In the listing below, pick out lines with "name".

[start of Excerpted records]

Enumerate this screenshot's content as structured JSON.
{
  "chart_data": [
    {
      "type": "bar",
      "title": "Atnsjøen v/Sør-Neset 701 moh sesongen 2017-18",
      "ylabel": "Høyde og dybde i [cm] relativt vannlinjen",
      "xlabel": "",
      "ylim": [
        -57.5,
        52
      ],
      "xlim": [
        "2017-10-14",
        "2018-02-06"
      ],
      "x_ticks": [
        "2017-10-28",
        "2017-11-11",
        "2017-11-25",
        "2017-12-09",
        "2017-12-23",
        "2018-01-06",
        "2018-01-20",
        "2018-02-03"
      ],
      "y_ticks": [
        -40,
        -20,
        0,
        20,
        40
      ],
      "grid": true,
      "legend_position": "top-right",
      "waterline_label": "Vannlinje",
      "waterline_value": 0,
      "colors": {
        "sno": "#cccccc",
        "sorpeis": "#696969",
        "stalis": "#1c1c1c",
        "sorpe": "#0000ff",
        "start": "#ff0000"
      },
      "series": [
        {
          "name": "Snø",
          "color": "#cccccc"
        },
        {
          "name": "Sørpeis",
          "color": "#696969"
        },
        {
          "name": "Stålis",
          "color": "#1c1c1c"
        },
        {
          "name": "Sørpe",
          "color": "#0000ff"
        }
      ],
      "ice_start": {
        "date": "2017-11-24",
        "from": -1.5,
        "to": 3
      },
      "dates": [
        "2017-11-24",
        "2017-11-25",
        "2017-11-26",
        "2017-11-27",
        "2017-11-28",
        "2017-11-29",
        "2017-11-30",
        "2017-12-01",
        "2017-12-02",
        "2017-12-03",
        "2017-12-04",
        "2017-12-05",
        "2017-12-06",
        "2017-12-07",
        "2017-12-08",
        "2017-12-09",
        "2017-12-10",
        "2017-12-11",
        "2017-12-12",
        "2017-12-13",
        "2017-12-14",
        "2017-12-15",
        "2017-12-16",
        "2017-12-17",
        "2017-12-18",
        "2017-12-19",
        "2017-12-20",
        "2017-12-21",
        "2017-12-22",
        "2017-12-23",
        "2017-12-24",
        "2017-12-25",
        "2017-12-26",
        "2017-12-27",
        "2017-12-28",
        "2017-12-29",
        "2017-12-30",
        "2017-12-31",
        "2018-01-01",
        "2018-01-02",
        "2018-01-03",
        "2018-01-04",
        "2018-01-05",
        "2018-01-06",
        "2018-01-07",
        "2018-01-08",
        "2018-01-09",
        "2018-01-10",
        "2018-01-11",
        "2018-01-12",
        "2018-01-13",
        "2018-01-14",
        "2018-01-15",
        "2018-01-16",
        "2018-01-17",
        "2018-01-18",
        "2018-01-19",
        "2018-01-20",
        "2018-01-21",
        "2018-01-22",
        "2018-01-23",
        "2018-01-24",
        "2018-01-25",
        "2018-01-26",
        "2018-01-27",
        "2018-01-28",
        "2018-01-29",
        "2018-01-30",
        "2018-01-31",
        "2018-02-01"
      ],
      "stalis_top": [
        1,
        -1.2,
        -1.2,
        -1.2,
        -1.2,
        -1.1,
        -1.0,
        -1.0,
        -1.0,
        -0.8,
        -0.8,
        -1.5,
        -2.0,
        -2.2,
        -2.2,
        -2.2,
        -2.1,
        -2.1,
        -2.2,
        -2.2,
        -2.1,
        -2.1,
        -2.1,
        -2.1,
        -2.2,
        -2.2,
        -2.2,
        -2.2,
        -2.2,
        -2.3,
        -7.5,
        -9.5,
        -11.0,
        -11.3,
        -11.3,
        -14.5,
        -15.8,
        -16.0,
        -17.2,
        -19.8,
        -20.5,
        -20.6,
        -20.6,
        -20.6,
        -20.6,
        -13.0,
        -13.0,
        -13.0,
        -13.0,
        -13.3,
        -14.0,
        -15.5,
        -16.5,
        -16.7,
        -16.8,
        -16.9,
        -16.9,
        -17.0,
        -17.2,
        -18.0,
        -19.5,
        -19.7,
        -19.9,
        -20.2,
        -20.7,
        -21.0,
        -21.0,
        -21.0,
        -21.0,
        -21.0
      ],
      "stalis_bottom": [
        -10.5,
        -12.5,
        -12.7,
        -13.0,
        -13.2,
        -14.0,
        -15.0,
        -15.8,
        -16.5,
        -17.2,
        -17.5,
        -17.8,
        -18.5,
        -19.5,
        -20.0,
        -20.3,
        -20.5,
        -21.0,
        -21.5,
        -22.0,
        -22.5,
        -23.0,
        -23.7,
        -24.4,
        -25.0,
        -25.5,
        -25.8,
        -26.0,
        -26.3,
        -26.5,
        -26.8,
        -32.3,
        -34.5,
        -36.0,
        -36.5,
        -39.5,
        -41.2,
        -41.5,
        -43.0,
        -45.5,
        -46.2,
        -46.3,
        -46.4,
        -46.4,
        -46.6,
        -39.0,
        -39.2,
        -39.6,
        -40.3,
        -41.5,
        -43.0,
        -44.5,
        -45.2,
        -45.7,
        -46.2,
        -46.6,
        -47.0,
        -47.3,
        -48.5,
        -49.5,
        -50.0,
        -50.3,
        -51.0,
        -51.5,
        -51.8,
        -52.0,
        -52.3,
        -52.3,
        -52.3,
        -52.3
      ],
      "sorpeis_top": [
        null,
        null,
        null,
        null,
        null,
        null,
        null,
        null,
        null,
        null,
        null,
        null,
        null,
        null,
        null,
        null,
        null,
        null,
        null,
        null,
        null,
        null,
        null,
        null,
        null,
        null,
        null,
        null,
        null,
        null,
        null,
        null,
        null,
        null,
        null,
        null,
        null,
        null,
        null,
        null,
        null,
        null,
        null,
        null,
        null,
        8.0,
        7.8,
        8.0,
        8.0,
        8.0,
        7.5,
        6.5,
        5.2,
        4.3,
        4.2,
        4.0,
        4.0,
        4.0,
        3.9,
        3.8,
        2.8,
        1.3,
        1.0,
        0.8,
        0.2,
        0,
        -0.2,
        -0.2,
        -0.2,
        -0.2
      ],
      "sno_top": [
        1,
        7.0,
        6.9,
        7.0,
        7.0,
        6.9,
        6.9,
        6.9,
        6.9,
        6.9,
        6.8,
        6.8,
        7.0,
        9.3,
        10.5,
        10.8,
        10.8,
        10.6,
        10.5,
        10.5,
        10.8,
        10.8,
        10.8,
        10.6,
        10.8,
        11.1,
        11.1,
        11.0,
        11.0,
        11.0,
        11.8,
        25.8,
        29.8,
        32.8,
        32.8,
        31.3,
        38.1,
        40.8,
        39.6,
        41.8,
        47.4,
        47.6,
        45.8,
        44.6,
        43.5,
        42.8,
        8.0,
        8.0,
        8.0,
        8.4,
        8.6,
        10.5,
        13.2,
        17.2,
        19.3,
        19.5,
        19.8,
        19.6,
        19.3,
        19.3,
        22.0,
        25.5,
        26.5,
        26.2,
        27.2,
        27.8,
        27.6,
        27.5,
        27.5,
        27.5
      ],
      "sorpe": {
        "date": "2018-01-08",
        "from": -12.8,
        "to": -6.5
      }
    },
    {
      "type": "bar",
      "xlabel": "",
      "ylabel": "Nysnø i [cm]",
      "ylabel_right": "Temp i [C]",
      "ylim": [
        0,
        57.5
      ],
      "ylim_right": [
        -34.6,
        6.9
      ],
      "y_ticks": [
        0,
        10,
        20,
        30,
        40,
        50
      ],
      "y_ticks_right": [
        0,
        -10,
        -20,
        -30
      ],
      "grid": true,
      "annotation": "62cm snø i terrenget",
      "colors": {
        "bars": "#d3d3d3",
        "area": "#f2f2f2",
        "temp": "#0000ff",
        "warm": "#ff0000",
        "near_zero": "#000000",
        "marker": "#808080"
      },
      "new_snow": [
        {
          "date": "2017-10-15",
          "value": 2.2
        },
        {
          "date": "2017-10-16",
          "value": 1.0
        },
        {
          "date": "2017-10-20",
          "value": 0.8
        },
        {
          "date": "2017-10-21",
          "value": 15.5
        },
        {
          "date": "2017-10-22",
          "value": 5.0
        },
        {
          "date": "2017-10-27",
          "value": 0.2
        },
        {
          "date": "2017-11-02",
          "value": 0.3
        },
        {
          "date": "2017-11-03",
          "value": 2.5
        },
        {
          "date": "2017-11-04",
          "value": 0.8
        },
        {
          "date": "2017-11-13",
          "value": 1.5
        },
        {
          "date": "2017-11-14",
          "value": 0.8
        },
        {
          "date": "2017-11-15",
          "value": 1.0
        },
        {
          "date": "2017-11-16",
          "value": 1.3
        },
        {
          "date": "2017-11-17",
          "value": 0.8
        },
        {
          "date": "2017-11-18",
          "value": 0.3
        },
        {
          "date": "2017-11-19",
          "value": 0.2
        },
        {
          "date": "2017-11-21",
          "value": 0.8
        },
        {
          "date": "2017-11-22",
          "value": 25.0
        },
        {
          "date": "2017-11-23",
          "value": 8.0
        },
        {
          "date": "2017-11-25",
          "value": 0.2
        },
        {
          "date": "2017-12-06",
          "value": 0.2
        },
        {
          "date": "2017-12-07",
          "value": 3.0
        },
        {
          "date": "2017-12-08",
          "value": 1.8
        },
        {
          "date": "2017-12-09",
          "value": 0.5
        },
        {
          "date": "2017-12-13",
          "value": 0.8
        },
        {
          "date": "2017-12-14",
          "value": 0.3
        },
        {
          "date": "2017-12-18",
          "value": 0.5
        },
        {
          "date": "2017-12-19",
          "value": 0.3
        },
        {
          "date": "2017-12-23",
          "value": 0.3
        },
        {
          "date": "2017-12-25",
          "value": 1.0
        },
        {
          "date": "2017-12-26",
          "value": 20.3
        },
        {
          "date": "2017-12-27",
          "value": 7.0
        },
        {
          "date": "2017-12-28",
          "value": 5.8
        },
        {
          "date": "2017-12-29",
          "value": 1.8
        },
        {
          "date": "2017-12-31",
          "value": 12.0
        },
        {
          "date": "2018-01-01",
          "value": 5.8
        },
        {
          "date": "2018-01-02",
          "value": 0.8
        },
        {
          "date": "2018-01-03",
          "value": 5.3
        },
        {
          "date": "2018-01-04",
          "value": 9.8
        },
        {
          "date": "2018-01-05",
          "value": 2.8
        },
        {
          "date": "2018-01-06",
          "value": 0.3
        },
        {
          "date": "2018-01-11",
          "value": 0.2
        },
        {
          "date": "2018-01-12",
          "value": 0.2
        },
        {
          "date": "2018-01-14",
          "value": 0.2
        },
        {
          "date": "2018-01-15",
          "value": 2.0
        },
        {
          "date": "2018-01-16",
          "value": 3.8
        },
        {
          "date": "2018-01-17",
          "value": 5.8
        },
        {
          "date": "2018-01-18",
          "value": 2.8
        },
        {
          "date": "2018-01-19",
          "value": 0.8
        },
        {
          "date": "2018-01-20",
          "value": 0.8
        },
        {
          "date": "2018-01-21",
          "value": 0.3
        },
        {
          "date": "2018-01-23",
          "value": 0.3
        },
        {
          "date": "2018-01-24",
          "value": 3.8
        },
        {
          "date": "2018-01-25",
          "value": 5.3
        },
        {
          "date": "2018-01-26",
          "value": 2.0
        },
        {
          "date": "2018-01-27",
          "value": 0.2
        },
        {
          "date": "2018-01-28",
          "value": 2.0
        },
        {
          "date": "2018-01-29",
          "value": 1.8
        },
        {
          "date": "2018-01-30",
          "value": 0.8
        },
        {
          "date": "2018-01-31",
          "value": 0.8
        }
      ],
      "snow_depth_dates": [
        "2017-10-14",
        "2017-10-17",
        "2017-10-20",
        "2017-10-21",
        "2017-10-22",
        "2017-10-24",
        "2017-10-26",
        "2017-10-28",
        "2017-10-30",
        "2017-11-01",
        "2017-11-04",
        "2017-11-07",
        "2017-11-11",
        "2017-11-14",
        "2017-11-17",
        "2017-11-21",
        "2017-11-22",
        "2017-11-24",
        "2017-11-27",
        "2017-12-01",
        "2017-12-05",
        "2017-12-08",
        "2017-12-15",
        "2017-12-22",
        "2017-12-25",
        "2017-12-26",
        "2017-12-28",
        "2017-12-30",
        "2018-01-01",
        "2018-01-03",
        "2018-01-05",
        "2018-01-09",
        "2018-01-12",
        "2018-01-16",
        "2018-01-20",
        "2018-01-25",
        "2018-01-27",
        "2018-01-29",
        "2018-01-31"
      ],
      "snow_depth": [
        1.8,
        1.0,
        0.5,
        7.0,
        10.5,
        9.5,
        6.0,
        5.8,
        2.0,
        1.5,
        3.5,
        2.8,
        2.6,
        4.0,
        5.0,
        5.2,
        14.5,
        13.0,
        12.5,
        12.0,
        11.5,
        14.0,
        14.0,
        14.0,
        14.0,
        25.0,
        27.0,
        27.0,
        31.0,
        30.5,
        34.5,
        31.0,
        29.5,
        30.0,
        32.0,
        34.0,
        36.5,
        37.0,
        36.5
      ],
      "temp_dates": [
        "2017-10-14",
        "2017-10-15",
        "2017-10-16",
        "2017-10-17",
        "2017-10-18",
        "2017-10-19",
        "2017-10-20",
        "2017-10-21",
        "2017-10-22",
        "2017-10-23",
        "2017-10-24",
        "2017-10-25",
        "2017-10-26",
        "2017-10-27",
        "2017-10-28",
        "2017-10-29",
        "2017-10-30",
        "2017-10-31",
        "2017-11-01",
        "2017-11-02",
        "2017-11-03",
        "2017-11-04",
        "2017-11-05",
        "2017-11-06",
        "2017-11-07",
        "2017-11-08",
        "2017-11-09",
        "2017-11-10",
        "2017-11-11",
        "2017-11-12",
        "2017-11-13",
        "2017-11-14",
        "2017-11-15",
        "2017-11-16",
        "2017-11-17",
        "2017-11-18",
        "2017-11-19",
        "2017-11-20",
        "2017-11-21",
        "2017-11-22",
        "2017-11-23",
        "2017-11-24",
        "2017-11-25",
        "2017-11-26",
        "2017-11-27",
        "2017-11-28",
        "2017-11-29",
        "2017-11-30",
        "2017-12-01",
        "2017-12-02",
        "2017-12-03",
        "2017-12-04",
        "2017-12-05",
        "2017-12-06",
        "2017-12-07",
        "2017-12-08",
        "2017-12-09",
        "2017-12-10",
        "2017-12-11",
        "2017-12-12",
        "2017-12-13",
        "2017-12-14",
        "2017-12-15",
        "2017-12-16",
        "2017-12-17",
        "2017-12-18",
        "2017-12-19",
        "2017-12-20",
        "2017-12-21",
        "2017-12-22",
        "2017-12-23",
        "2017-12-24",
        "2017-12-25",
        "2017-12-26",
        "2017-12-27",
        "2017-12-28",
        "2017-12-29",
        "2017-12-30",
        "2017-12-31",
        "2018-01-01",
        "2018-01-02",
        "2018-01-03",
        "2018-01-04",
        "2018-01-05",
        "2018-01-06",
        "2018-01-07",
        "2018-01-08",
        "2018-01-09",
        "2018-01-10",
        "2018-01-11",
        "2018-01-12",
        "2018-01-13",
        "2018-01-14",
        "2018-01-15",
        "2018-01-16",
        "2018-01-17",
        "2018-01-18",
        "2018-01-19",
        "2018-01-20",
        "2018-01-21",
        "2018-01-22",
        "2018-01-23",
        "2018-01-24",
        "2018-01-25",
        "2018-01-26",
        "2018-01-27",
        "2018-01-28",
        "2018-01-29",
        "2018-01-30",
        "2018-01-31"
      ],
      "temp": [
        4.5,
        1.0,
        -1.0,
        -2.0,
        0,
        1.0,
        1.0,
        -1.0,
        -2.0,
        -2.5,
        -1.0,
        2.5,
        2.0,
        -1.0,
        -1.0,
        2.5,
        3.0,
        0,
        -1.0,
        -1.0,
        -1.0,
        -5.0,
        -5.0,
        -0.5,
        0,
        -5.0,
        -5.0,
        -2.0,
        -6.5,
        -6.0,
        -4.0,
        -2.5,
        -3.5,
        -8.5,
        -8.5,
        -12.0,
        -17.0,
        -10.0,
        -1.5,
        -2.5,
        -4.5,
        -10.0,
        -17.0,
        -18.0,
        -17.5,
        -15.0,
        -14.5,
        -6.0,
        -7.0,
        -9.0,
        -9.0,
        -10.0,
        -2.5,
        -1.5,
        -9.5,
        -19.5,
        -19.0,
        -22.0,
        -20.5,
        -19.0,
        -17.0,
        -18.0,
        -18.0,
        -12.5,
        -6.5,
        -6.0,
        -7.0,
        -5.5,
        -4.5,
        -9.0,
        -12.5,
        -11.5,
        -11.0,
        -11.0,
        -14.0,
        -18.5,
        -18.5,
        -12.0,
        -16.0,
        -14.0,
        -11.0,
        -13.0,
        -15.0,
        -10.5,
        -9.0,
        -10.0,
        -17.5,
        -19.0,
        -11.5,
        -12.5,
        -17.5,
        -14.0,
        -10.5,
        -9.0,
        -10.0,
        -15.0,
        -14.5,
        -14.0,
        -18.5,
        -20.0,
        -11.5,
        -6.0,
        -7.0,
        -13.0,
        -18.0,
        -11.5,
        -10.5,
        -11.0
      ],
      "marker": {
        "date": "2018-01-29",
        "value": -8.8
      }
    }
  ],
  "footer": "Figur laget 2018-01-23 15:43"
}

[end of Excerpted records]

## Answer to this exercise
          "name": "Snø",
          "name": "Sørpeis",
          "name": "Stålis",
          "name": "Sørpe",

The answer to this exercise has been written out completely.